Job: Identify the lines that contain the word "peroxidation", then copy them.

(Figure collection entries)
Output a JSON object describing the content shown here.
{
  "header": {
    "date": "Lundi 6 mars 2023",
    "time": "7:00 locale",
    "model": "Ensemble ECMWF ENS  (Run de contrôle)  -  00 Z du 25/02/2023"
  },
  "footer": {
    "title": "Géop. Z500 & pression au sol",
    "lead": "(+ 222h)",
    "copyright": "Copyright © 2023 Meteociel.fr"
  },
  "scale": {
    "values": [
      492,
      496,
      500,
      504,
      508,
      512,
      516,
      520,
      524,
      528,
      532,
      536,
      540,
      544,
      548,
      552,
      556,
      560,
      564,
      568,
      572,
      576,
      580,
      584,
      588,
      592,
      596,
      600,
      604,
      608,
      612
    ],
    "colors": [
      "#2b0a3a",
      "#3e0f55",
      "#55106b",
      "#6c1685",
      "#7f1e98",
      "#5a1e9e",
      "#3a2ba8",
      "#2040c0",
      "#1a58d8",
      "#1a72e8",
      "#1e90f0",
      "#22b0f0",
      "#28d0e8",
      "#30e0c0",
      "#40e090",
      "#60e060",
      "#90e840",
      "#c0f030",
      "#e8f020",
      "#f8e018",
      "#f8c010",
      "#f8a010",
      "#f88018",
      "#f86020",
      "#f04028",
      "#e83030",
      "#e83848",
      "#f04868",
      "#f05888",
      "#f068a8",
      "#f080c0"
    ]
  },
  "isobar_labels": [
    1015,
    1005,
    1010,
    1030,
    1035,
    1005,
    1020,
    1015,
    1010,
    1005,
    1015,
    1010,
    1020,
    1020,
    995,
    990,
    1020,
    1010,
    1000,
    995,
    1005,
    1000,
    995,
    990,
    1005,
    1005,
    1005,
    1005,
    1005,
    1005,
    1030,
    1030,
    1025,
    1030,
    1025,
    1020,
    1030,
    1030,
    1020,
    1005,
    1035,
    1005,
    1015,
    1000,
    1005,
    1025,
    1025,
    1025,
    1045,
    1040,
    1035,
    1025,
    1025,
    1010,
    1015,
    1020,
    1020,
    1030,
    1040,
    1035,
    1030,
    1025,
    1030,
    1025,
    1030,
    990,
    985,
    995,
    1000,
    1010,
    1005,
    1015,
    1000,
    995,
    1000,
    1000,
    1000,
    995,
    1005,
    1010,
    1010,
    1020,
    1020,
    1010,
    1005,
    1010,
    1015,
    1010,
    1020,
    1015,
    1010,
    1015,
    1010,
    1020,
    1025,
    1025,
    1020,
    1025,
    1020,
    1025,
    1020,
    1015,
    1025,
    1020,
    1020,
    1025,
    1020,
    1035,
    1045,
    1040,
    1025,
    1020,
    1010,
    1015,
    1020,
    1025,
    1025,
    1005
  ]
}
* * *
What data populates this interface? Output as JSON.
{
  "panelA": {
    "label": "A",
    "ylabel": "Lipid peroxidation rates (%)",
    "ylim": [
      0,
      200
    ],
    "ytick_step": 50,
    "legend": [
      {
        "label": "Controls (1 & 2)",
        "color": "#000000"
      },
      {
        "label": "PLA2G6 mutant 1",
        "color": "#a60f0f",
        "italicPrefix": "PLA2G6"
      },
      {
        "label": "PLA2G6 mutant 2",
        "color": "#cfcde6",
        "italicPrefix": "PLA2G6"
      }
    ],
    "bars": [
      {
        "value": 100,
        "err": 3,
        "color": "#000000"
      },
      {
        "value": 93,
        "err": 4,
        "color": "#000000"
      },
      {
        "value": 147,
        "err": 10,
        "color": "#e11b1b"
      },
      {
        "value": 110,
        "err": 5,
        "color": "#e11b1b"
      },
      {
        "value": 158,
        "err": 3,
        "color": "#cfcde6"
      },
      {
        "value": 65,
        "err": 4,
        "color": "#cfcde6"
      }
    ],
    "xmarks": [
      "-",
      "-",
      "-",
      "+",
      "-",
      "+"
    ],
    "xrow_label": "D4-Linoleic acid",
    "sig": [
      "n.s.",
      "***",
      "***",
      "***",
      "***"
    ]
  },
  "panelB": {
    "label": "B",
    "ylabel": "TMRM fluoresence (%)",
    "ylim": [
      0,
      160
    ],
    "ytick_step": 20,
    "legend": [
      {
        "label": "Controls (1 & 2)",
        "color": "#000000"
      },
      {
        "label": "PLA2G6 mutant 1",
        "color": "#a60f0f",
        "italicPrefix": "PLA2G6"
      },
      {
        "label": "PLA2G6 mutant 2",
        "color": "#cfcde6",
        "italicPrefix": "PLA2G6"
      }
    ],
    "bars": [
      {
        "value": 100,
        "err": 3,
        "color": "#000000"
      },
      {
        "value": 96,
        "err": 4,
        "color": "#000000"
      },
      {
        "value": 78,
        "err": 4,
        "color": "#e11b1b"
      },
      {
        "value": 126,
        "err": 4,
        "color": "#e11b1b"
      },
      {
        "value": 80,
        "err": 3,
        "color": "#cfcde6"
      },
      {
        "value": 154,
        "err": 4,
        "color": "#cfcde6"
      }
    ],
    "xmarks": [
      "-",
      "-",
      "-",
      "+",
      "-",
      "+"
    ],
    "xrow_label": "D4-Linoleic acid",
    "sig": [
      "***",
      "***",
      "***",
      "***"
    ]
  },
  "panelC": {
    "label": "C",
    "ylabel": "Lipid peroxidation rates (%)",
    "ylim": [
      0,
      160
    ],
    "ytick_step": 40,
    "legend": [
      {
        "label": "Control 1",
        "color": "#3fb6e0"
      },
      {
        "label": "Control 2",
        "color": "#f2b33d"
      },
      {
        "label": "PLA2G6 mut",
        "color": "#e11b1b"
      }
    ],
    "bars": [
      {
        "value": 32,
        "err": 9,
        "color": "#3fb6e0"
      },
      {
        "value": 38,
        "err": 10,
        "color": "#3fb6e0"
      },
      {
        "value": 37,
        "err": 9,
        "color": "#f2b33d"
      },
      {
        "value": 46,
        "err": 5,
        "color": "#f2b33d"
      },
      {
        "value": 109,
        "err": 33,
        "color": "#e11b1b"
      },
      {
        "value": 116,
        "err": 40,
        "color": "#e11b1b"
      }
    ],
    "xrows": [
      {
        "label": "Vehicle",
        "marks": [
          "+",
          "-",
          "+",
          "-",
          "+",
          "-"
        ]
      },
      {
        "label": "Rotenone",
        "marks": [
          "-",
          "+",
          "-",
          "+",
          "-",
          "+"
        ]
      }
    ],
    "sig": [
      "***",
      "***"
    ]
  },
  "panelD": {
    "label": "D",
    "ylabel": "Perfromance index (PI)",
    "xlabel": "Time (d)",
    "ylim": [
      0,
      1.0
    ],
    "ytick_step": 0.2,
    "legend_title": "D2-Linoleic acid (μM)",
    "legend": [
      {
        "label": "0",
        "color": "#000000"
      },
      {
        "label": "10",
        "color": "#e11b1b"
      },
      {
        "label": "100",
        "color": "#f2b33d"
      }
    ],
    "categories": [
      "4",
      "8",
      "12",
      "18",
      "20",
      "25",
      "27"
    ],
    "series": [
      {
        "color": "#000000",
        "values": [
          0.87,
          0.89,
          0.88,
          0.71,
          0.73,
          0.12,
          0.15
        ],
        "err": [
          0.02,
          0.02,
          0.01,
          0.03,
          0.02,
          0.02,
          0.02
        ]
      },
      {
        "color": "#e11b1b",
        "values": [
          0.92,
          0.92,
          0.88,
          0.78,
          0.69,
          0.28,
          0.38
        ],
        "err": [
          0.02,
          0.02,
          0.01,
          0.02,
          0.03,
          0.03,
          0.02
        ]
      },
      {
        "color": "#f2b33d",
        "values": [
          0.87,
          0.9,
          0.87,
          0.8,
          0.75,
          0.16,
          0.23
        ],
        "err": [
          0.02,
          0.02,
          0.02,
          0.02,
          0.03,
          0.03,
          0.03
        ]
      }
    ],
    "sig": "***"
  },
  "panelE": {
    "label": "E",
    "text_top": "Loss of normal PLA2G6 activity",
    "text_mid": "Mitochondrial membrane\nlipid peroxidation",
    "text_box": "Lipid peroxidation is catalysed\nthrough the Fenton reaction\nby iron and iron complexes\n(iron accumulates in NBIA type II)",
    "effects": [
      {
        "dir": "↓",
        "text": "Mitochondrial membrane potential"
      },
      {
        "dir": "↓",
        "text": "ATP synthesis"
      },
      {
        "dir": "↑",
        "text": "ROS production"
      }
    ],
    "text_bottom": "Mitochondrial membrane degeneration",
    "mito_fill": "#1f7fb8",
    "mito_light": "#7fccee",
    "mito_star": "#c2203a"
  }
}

Answer below:
    "ylabel": "Lipid peroxidation rates (%)",
    "ylabel": "Lipid peroxidation rates (%)",
    "text_mid": "Mitochondrial membrane\nlipid peroxidation",
    "text_box": "Lipid peroxidation is catalysed\nthrough the Fenton reaction\nby iron and iron complexes\n(iron accumulates in NBIA type II)",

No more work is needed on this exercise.